» **STATED PROBLEM**:
Below are some records; retype all of them exactly.

************

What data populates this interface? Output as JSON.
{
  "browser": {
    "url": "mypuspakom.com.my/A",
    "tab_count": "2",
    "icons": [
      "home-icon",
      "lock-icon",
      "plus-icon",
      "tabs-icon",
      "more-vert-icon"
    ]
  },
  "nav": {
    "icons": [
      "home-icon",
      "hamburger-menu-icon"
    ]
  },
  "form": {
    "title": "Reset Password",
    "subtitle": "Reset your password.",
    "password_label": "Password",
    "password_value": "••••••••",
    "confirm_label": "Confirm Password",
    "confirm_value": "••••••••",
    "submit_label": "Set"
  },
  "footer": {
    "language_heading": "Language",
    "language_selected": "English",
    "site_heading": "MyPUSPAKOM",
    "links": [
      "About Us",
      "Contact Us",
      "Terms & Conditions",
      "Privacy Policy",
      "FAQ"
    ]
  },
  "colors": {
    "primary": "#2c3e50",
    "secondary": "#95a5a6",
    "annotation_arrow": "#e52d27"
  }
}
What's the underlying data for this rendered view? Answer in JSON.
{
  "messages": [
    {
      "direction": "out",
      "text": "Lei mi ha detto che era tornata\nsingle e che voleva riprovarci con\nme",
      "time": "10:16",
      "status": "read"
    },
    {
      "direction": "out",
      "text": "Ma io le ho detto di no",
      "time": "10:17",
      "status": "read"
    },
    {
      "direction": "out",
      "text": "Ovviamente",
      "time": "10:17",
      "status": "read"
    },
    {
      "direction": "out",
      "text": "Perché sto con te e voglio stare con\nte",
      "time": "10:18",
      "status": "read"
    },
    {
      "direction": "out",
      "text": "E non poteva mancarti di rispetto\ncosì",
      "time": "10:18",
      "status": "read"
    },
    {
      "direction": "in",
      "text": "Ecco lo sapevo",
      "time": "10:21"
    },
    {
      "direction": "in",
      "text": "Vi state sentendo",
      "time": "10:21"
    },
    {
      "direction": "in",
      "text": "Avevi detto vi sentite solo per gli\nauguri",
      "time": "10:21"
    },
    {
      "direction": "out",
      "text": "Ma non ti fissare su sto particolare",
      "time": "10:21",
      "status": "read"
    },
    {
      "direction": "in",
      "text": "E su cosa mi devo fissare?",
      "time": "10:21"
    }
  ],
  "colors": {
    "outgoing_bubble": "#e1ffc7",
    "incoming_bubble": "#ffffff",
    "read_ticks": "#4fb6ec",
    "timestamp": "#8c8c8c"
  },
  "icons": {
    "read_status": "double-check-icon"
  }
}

************

» **WORKED SOLUTION**:
What data populates this interface? Output as JSON.
{
  "browser": {
    "url": "mypuspakom.com.my/A",
    "tab_count": "2",
    "icons": [
      "home-icon",
      "lock-icon",
      "plus-icon",
      "tabs-icon",
      "more-vert-icon"
    ]
  },
  "nav": {
    "icons": [
      "home-icon",
      "hamburger-menu-icon"
    ]
  },
  "form": {
    "title": "Reset Password",
    "subtitle": "Reset your password.",
    "password_label": "Password",
    "password_value": "••••••••",
    "confirm_label": "Confirm Password",
    "confirm_value": "••••••••",
    "submit_label": "Set"
  },
  "footer": {
    "language_heading": "Language",
    "language_selected": "English",
    "site_heading": "MyPUSPAKOM",
    "links": [
      "About Us",
      "Contact Us",
      "Terms & Conditions",
      "Privacy Policy",
      "FAQ"
    ]
  },
  "colors": {
    "primary": "#2c3e50",
    "secondary": "#95a5a6",
    "annotation_arrow": "#e52d27"
  }
}
What's the underlying data for this rendered view? Answer in JSON.
{
  "messages": [
    {
      "direction": "out",
      "text": "Lei mi ha detto che era tornata\nsingle e che voleva riprovarci con\nme",
      "time": "10:16",
      "status": "read"
    },
    {
      "direction": "out",
      "text": "Ma io le ho detto di no",
      "time": "10:17",
      "status": "read"
    },
    {
      "direction": "out",
      "text": "Ovviamente",
      "time": "10:17",
      "status": "read"
    },
    {
      "direction": "out",
      "text": "Perché sto con te e voglio stare con\nte",
      "time": "10:18",
      "status": "read"
    },
    {
      "direction": "out",
      "text": "E non poteva mancarti di rispetto\ncosì",
      "time": "10:18",
      "status": "read"
    },
    {
      "direction": "in",
      "text": "Ecco lo sapevo",
      "time": "10:21"
    },
    {
      "direction": "in",
      "text": "Vi state sentendo",
      "time": "10:21"
    },
    {
      "direction": "in",
      "text": "Avevi detto vi sentite solo per gli\nauguri",
      "time": "10:21"
    },
    {
      "direction": "out",
      "text": "Ma non ti fissare su sto particolare",
      "time": "10:21",
      "status": "read"
    },
    {
      "direction": "in",
      "text": "E su cosa mi devo fissare?",
      "time": "10:21"
    }
  ],
  "colors": {
    "outgoing_bubble": "#e1ffc7",
    "incoming_bubble": "#ffffff",
    "read_ticks": "#4fb6ec",
    "timestamp": "#8c8c8c"
  },
  "icons": {
    "read_status": "double-check-icon"
  }
}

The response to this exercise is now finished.